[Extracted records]
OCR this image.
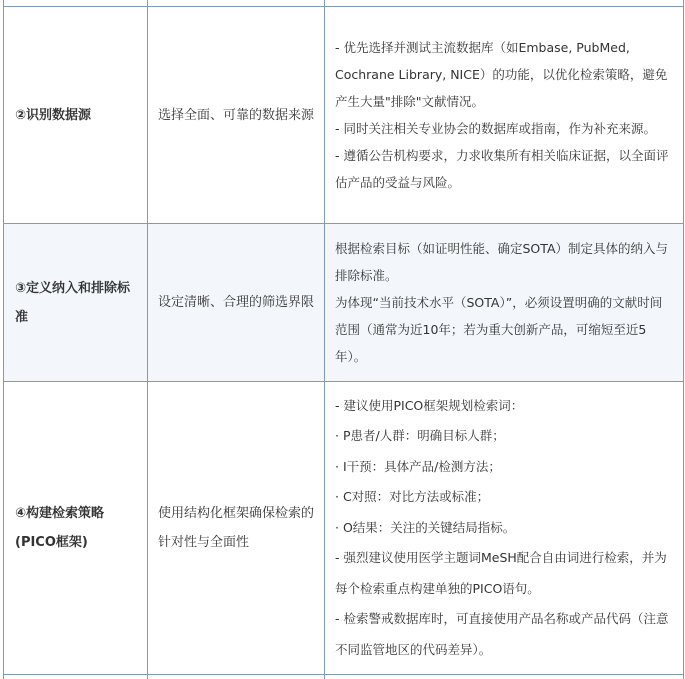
②识别数据源	选择全面、可靠的数据来源

- 优先选择并测试主流数据库（如Embase, PubMed, Cochrane Library, NICE）的功能，以优化检索策略，避免产生大量"排除"文献情况。

- 同时关注相关专业协会的数据库或指南，作为补充来源。

- 遵循公告机构要求，力求收集所有相关临床证据，以全面评估产品的受益与风险。

③定义纳入和排除标准
设定清晰、合理的筛选界限

根据检索目标（如证明性能、确定SOTA）制定具体的纳入与排除标准。

为体现“当前技术水平（SOTA）”，必须设置明确的文献时间范围（通常为近10年；若为重大创新产品，可缩短至近5年）。

④构建检索策略(PICO框架)
使用结构化框架确保检索的针对性与全面性

- 建议使用PICO框架规划检索词：

· P患者/人群：明确目标人群；

· I干预：具体产品/检测方法；

· C对照：对比方法或标准；

· O结果：关注的关键结局指标。

- 强烈建议使用医学主题词MeSH配合自由词进行检索，并为每个检索重点构建单独的PICO语句。

- 检索警戒数据库时，可直接使用产品名称或产品代码（注意不同监管地区的代码差异）。
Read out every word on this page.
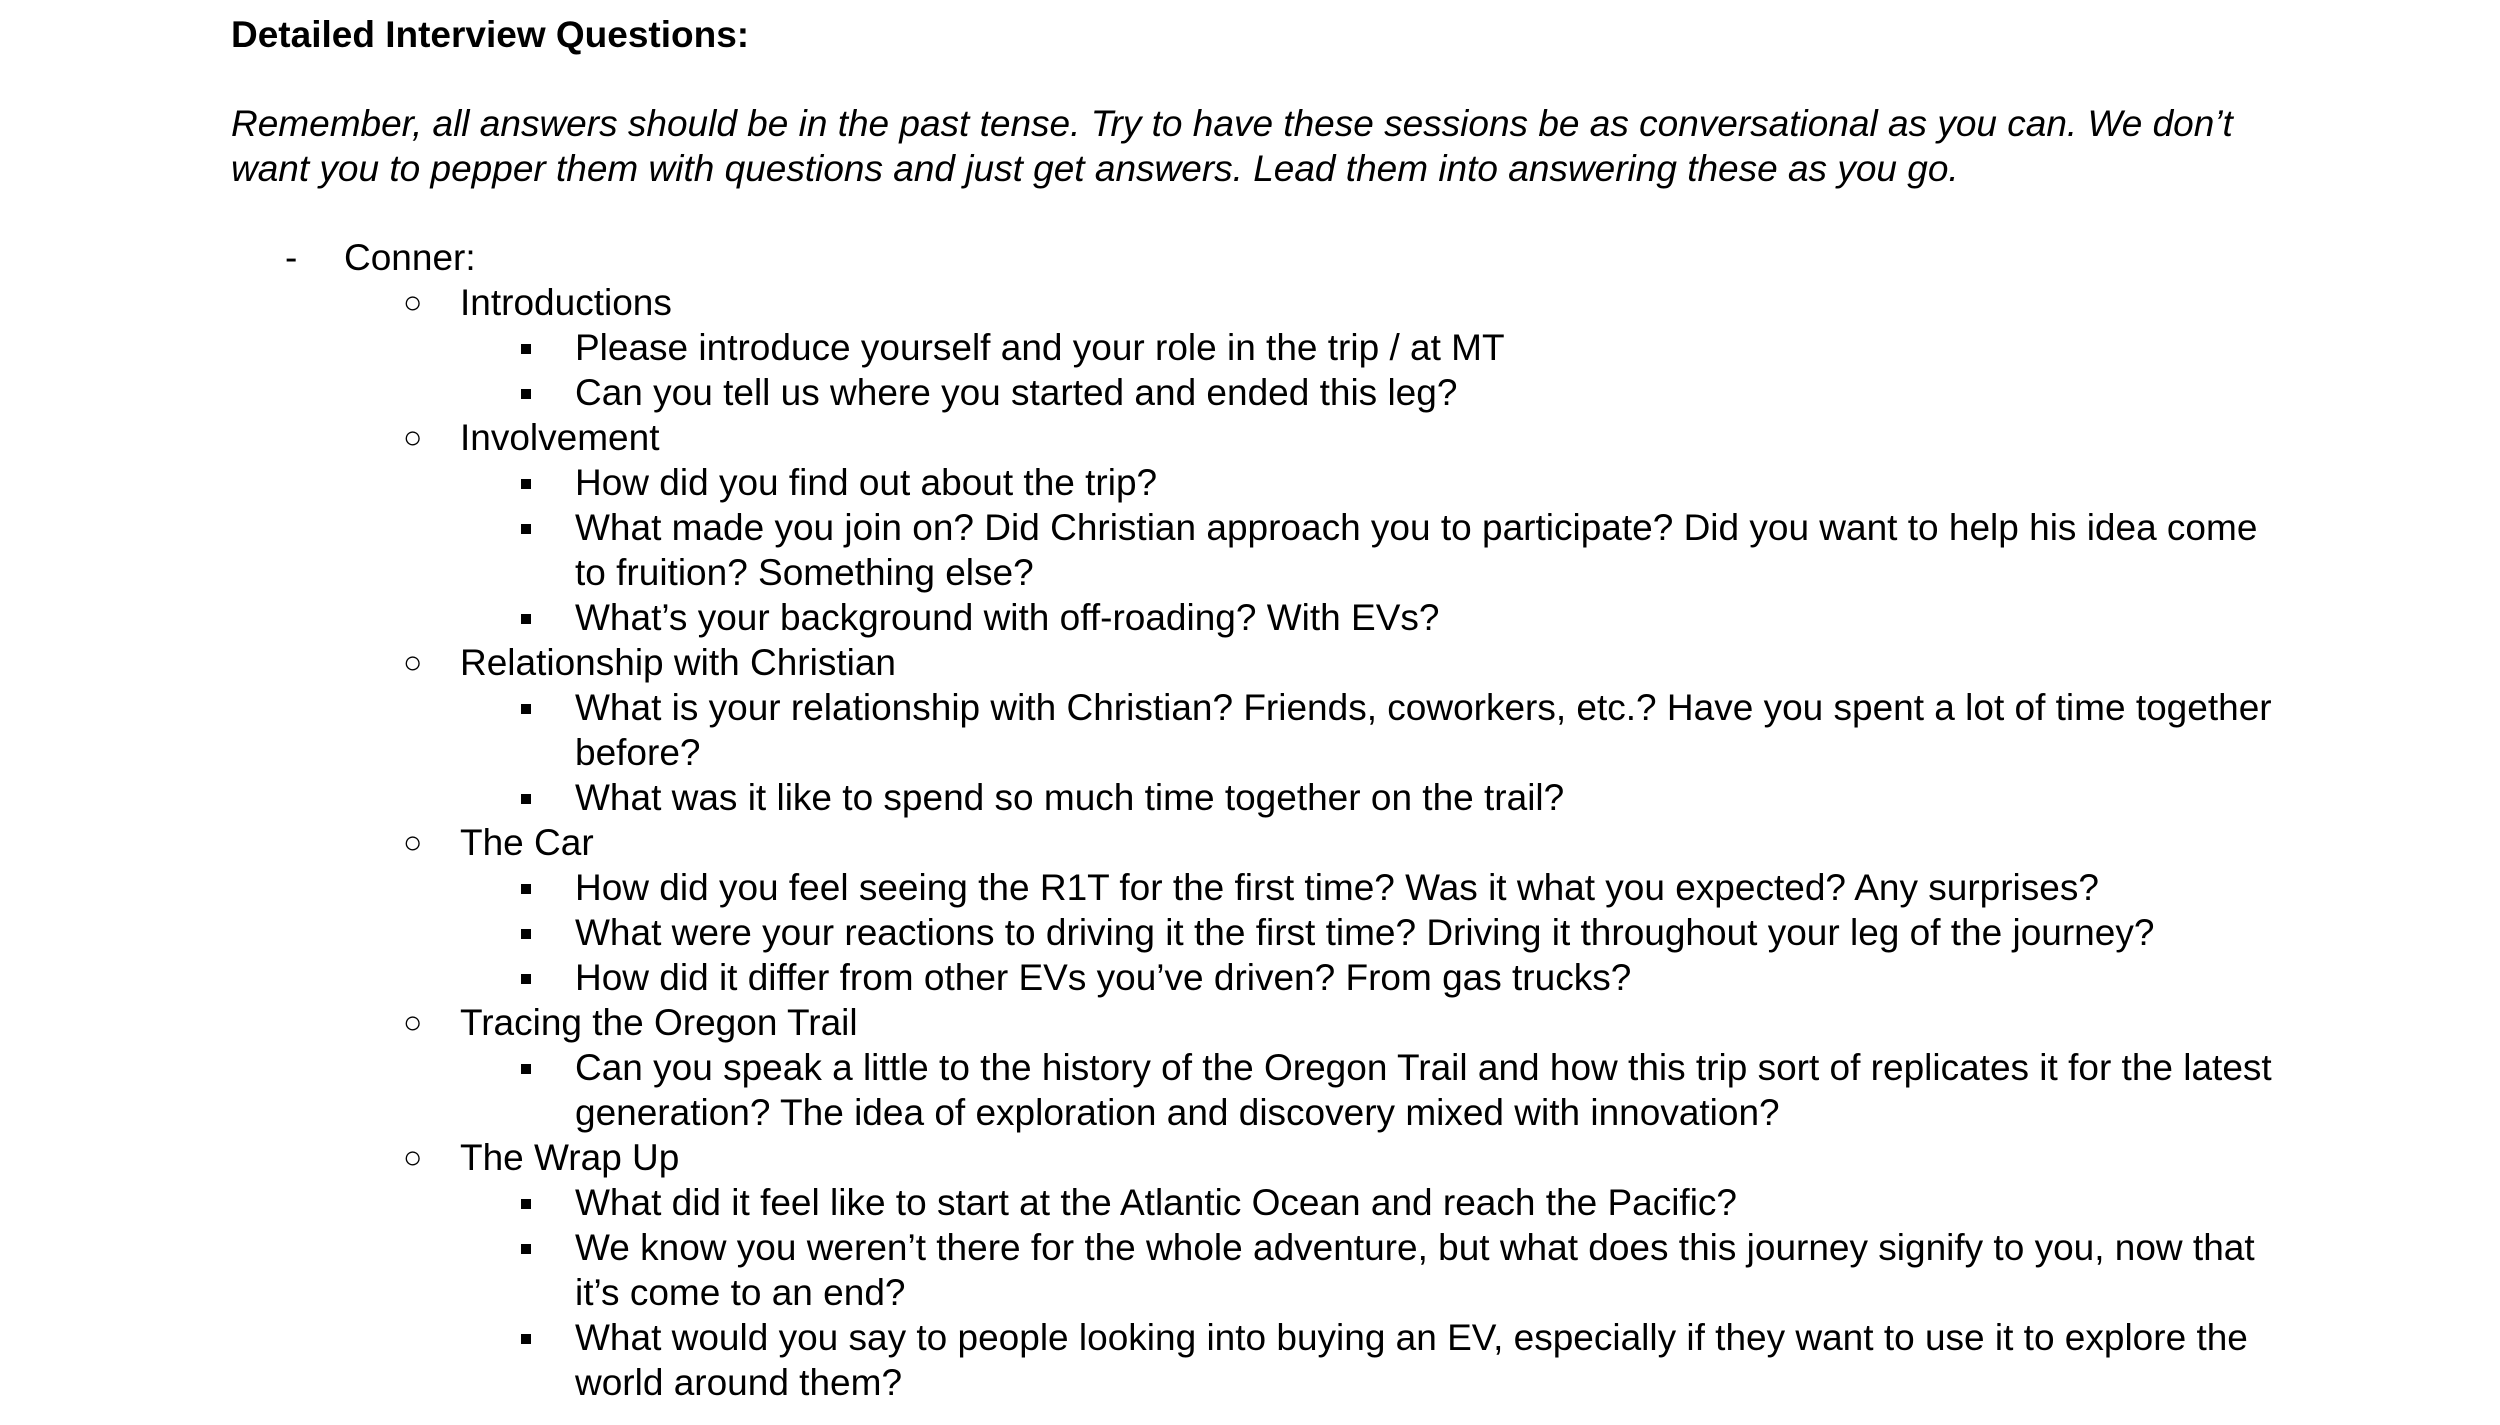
Detailed Interview Questions:
Remember, all answers should be in the past tense. Try to have these sessions be as conversational as you can. We don’t want you to pepper them with questions and just get answers. Lead them into answering these as you go.
- Conner:
○ Introductions
Please introduce yourself and your role in the trip / at MT
Can you tell us where you started and ended this leg?
○ Involvement
How did you find out about the trip?
What made you join on? Did Christian approach you to participate? Did you want to help his idea come to fruition? Something else?
What’s your background with off-roading? With EVs?
○ Relationship with Christian
What is your relationship with Christian? Friends, coworkers, etc.? Have you spent a lot of time together before?
What was it like to spend so much time together on the trail?
○ The Car
How did you feel seeing the R1T for the first time? Was it what you expected? Any surprises?
What were your reactions to driving it the first time? Driving it throughout your leg of the journey?
How did it differ from other EVs you’ve driven? From gas trucks?
○ Tracing the Oregon Trail
Can you speak a little to the history of the Oregon Trail and how this trip sort of replicates it for the latest generation? The idea of exploration and discovery mixed with innovation?
○ The Wrap Up
What did it feel like to start at the Atlantic Ocean and reach the Pacific?
We know you weren’t there for the whole adventure, but what does this journey signify to you, now that it’s come to an end?
What would you say to people looking into buying an EV, especially if they want to use it to explore the world around them?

The exercise: Omit the pictures, then output the rest of the listing exactly.

Result:
OCR this image.
②识别数据源	选择全面、可靠的数据来源

- 优先选择并测试主流数据库（如Embase, PubMed, Cochrane Library, NICE）的功能，以优化检索策略，避免产生大量"排除"文献情况。

- 同时关注相关专业协会的数据库或指南，作为补充来源。

- 遵循公告机构要求，力求收集所有相关临床证据，以全面评估产品的受益与风险。

③定义纳入和排除标准
设定清晰、合理的筛选界限

根据检索目标（如证明性能、确定SOTA）制定具体的纳入与排除标准。

为体现“当前技术水平（SOTA）”，必须设置明确的文献时间范围（通常为近10年；若为重大创新产品，可缩短至近5年）。

④构建检索策略(PICO框架)
使用结构化框架确保检索的针对性与全面性

- 建议使用PICO框架规划检索词：

· P患者/人群：明确目标人群；

· I干预：具体产品/检测方法；

· C对照：对比方法或标准；

· O结果：关注的关键结局指标。

- 强烈建议使用医学主题词MeSH配合自由词进行检索，并为每个检索重点构建单独的PICO语句。

- 检索警戒数据库时，可直接使用产品名称或产品代码（注意不同监管地区的代码差异）。
Read out every word on this page.
Detailed Interview Questions:
Remember, all answers should be in the past tense. Try to have these sessions be as conversational as you can. We don’t want you to pepper them with questions and just get answers. Lead them into answering these as you go.
- Conner:
○ Introductions
Please introduce yourself and your role in the trip / at MT
Can you tell us where you started and ended this leg?
○ Involvement
How did you find out about the trip?
What made you join on? Did Christian approach you to participate? Did you want to help his idea come to fruition? Something else?
What’s your background with off-roading? With EVs?
○ Relationship with Christian
What is your relationship with Christian? Friends, coworkers, etc.? Have you spent a lot of time together before?
What was it like to spend so much time together on the trail?
○ The Car
How did you feel seeing the R1T for the first time? Was it what you expected? Any surprises?
What were your reactions to driving it the first time? Driving it throughout your leg of the journey?
How did it differ from other EVs you’ve driven? From gas trucks?
○ Tracing the Oregon Trail
Can you speak a little to the history of the Oregon Trail and how this trip sort of replicates it for the latest generation? The idea of exploration and discovery mixed with innovation?
○ The Wrap Up
What did it feel like to start at the Atlantic Ocean and reach the Pacific?
We know you weren’t there for the whole adventure, but what does this journey signify to you, now that it’s come to an end?
What would you say to people looking into buying an EV, especially if they want to use it to explore the world around them?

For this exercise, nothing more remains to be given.